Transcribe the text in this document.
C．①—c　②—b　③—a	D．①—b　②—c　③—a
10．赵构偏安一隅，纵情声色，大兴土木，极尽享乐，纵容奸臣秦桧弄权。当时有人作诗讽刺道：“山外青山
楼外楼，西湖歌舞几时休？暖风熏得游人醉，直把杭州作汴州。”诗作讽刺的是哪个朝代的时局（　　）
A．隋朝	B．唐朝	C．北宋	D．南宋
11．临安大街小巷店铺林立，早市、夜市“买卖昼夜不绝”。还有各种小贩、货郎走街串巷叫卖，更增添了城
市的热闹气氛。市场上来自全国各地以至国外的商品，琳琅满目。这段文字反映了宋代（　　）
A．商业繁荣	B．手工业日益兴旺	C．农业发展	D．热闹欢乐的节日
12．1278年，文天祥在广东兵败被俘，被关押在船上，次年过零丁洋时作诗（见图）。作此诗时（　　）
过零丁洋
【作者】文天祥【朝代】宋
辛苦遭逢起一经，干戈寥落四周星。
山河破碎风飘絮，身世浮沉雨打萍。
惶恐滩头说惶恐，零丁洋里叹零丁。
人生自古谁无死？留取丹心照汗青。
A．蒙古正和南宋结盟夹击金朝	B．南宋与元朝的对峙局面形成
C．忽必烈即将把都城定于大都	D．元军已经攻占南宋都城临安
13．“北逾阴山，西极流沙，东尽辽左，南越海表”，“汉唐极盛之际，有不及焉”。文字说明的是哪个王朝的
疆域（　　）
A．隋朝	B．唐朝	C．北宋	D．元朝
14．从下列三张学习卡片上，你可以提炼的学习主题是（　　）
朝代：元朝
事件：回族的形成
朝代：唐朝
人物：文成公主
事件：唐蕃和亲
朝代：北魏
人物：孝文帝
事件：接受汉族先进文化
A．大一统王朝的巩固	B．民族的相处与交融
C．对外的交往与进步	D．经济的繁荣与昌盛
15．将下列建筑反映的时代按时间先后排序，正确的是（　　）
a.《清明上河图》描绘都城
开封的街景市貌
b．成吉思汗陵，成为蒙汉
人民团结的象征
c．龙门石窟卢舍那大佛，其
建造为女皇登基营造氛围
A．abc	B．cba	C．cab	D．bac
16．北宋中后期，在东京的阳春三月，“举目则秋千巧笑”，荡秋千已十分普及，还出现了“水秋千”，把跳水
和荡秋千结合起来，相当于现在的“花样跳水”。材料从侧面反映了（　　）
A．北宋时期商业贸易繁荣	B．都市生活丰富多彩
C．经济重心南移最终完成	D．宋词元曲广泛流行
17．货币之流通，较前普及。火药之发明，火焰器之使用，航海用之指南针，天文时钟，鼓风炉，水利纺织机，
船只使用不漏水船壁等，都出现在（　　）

○ ○ ○ ○ ○ ○ ○

▸ Written exercise
All of the entries above must be quoted exactly.

▸ Full response
Transcribe the text in this document.
C．①—c　②—b　③—a	D．①—b　②—c　③—a
10．赵构偏安一隅，纵情声色，大兴土木，极尽享乐，纵容奸臣秦桧弄权。当时有人作诗讽刺道：“山外青山
楼外楼，西湖歌舞几时休？暖风熏得游人醉，直把杭州作汴州。”诗作讽刺的是哪个朝代的时局（　　）
A．隋朝	B．唐朝	C．北宋	D．南宋
11．临安大街小巷店铺林立，早市、夜市“买卖昼夜不绝”。还有各种小贩、货郎走街串巷叫卖，更增添了城
市的热闹气氛。市场上来自全国各地以至国外的商品，琳琅满目。这段文字反映了宋代（　　）
A．商业繁荣	B．手工业日益兴旺	C．农业发展	D．热闹欢乐的节日
12．1278年，文天祥在广东兵败被俘，被关押在船上，次年过零丁洋时作诗（见图）。作此诗时（　　）
过零丁洋
【作者】文天祥【朝代】宋
辛苦遭逢起一经，干戈寥落四周星。
山河破碎风飘絮，身世浮沉雨打萍。
惶恐滩头说惶恐，零丁洋里叹零丁。
人生自古谁无死？留取丹心照汗青。
A．蒙古正和南宋结盟夹击金朝	B．南宋与元朝的对峙局面形成
C．忽必烈即将把都城定于大都	D．元军已经攻占南宋都城临安
13．“北逾阴山，西极流沙，东尽辽左，南越海表”，“汉唐极盛之际，有不及焉”。文字说明的是哪个王朝的
疆域（　　）
A．隋朝	B．唐朝	C．北宋	D．元朝
14．从下列三张学习卡片上，你可以提炼的学习主题是（　　）
朝代：元朝
事件：回族的形成
朝代：唐朝
人物：文成公主
事件：唐蕃和亲
朝代：北魏
人物：孝文帝
事件：接受汉族先进文化
A．大一统王朝的巩固	B．民族的相处与交融
C．对外的交往与进步	D．经济的繁荣与昌盛
15．将下列建筑反映的时代按时间先后排序，正确的是（　　）
a.《清明上河图》描绘都城
开封的街景市貌
b．成吉思汗陵，成为蒙汉
人民团结的象征
c．龙门石窟卢舍那大佛，其
建造为女皇登基营造氛围
A．abc	B．cba	C．cab	D．bac
16．北宋中后期，在东京的阳春三月，“举目则秋千巧笑”，荡秋千已十分普及，还出现了“水秋千”，把跳水
和荡秋千结合起来，相当于现在的“花样跳水”。材料从侧面反映了（　　）
A．北宋时期商业贸易繁荣	B．都市生活丰富多彩
C．经济重心南移最终完成	D．宋词元曲广泛流行
17．货币之流通，较前普及。火药之发明，火焰器之使用，航海用之指南针，天文时钟，鼓风炉，水利纺织机，
船只使用不漏水船壁等，都出现在（　　）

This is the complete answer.